*** Dataset excerpts

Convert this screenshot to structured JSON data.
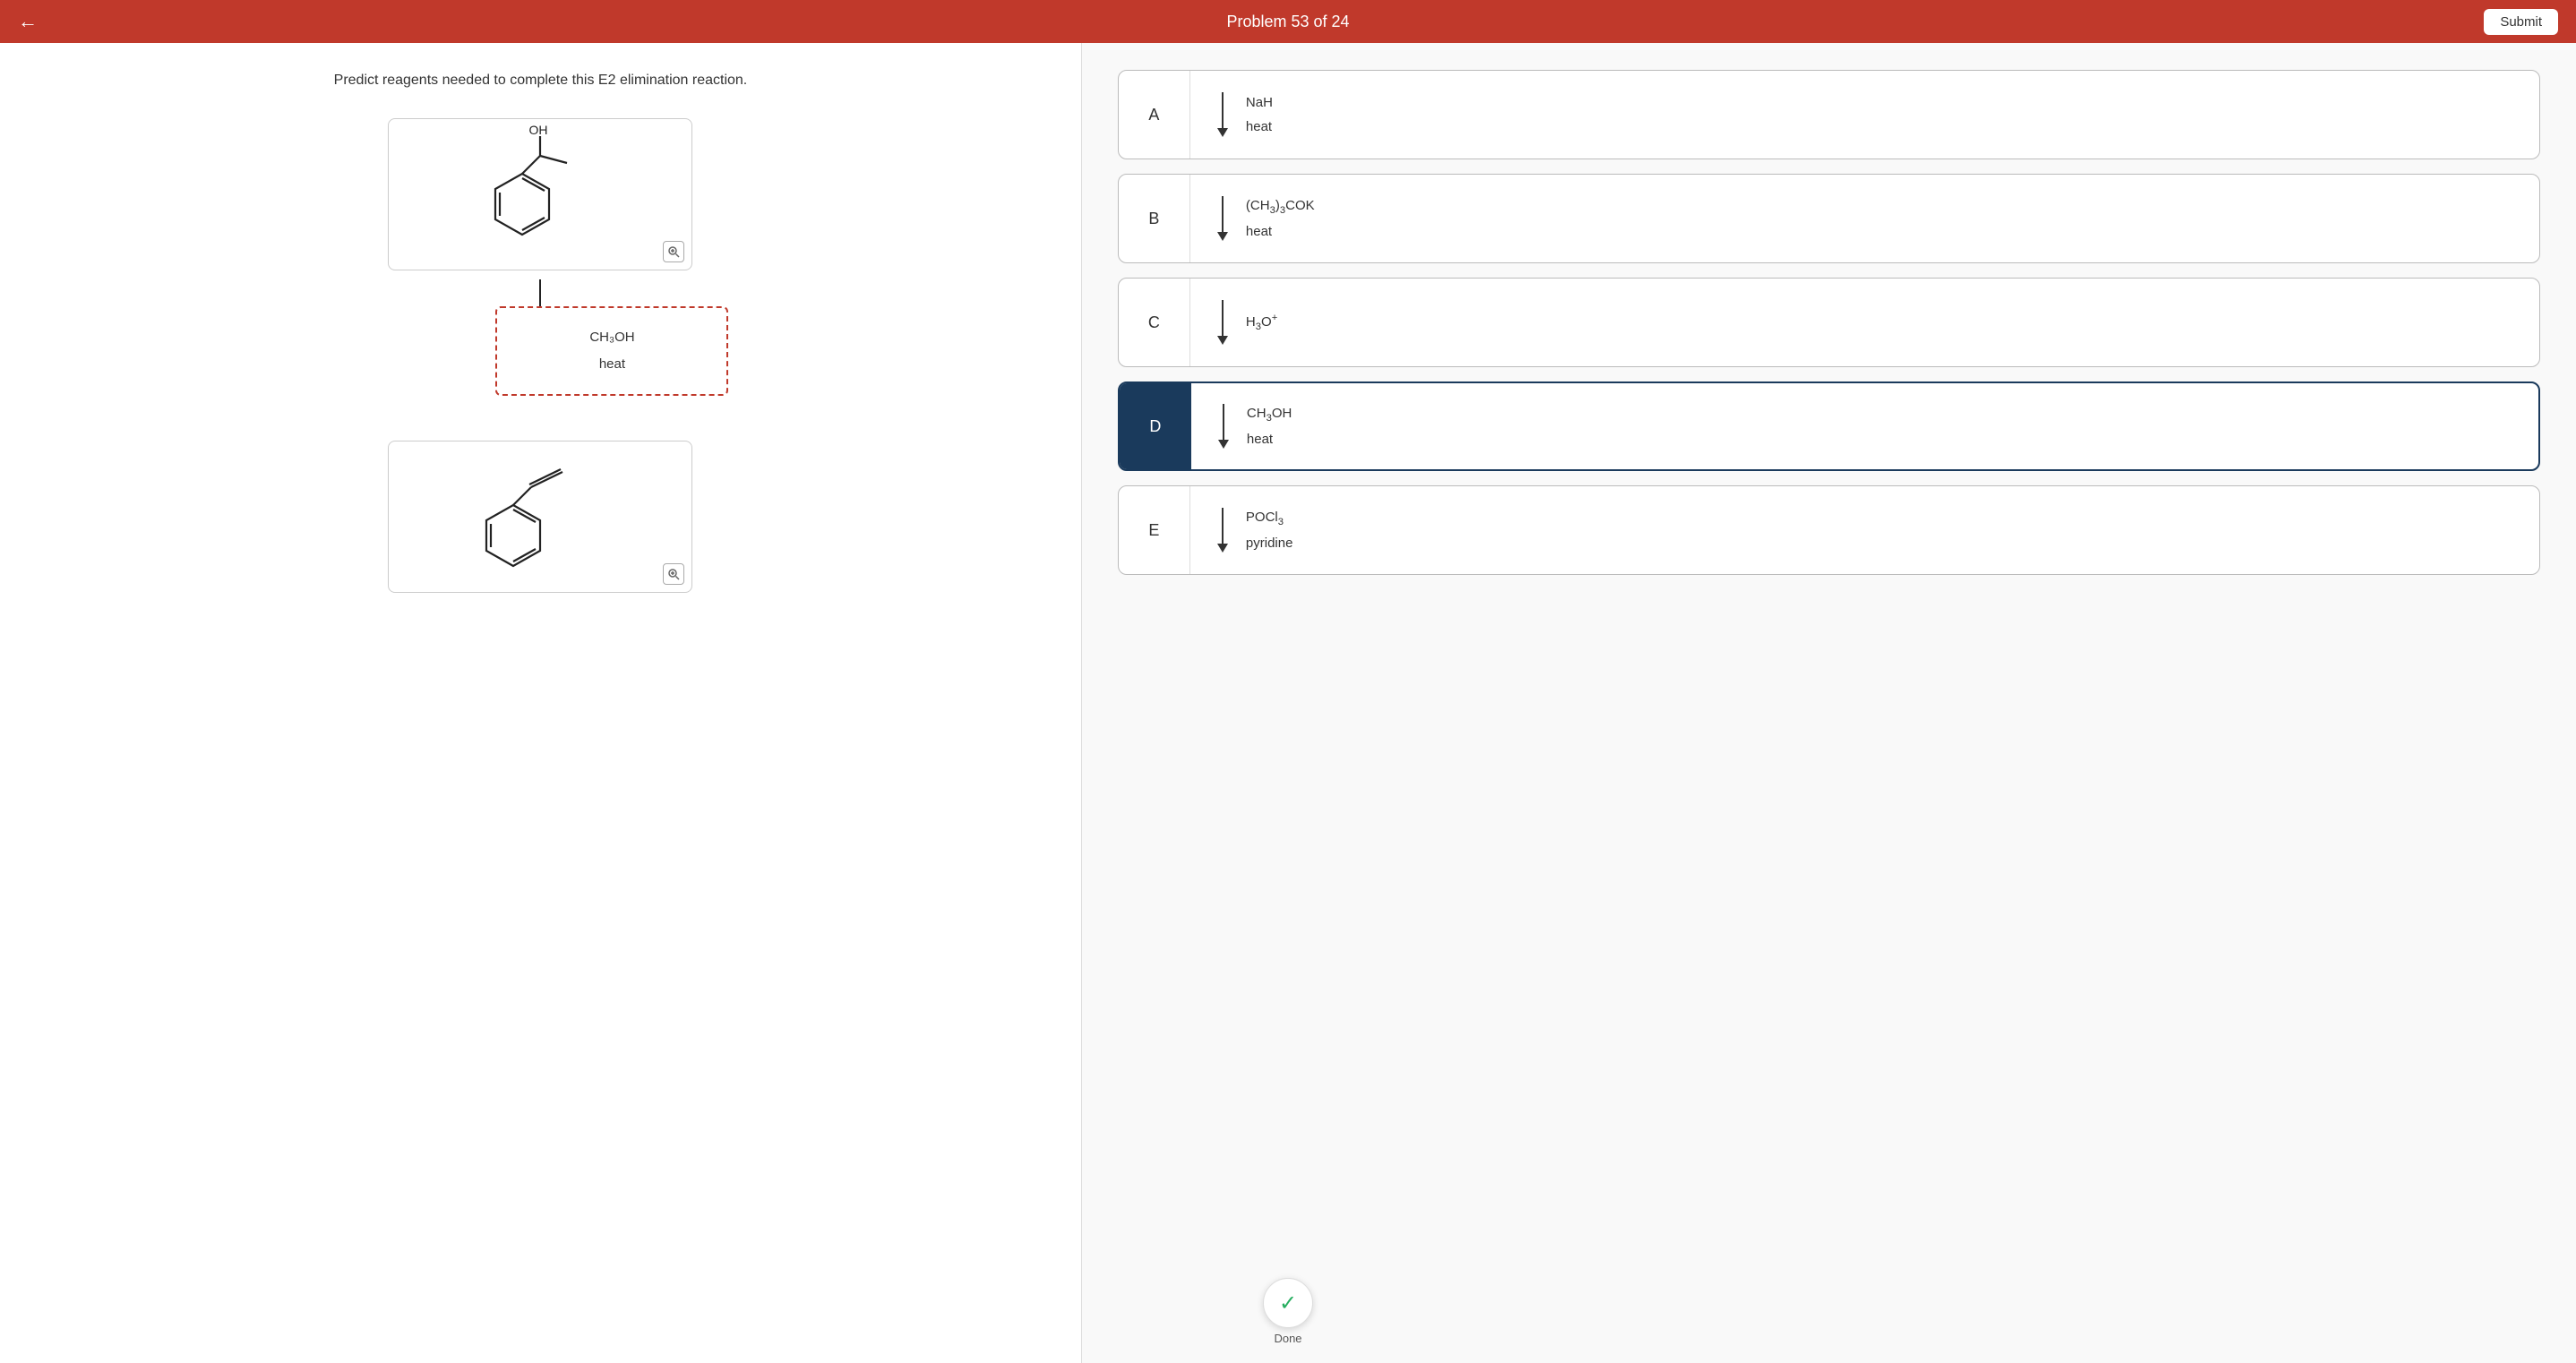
{
  "header": {
    "title": "Problem 53 of 24",
    "back_label": "←",
    "submit_label": "Submit"
  },
  "left": {
    "question": "Predict reagents needed to complete this E2 elimination reaction.",
    "reagent_line1": "CH₃OH",
    "reagent_line2": "heat",
    "zoom_icon": "🔍"
  },
  "options": [
    {
      "id": "A",
      "line1": "NaH",
      "line2": "heat",
      "selected": false
    },
    {
      "id": "B",
      "line1": "(CH₃)₃COK",
      "line2": "heat",
      "selected": false
    },
    {
      "id": "C",
      "line1": "H₃O⁺",
      "line2": "",
      "selected": false
    },
    {
      "id": "D",
      "line1": "CH₃OH",
      "line2": "heat",
      "selected": true
    },
    {
      "id": "E",
      "line1": "POCl₃",
      "line2": "pyridine",
      "selected": false
    }
  ],
  "done_label": "Done",
  "colors": {
    "header_bg": "#c0392b",
    "selected_bg": "#1a3a5c",
    "dashed_red": "#c0392b"
  }
}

******

Aim of the task:
Write the material out again exactly as it appears, dropping the pictures.

Answer for this exercise:
Convert this screenshot to structured JSON data.
{
  "header": {
    "title": "Problem 53 of 24",
    "back_label": "←",
    "submit_label": "Submit"
  },
  "left": {
    "question": "Predict reagents needed to complete this E2 elimination reaction.",
    "reagent_line1": "CH₃OH",
    "reagent_line2": "heat",
    "zoom_icon": "🔍"
  },
  "options": [
    {
      "id": "A",
      "line1": "NaH",
      "line2": "heat",
      "selected": false
    },
    {
      "id": "B",
      "line1": "(CH₃)₃COK",
      "line2": "heat",
      "selected": false
    },
    {
      "id": "C",
      "line1": "H₃O⁺",
      "line2": "",
      "selected": false
    },
    {
      "id": "D",
      "line1": "CH₃OH",
      "line2": "heat",
      "selected": true
    },
    {
      "id": "E",
      "line1": "POCl₃",
      "line2": "pyridine",
      "selected": false
    }
  ],
  "done_label": "Done",
  "colors": {
    "header_bg": "#c0392b",
    "selected_bg": "#1a3a5c",
    "dashed_red": "#c0392b"
  }
}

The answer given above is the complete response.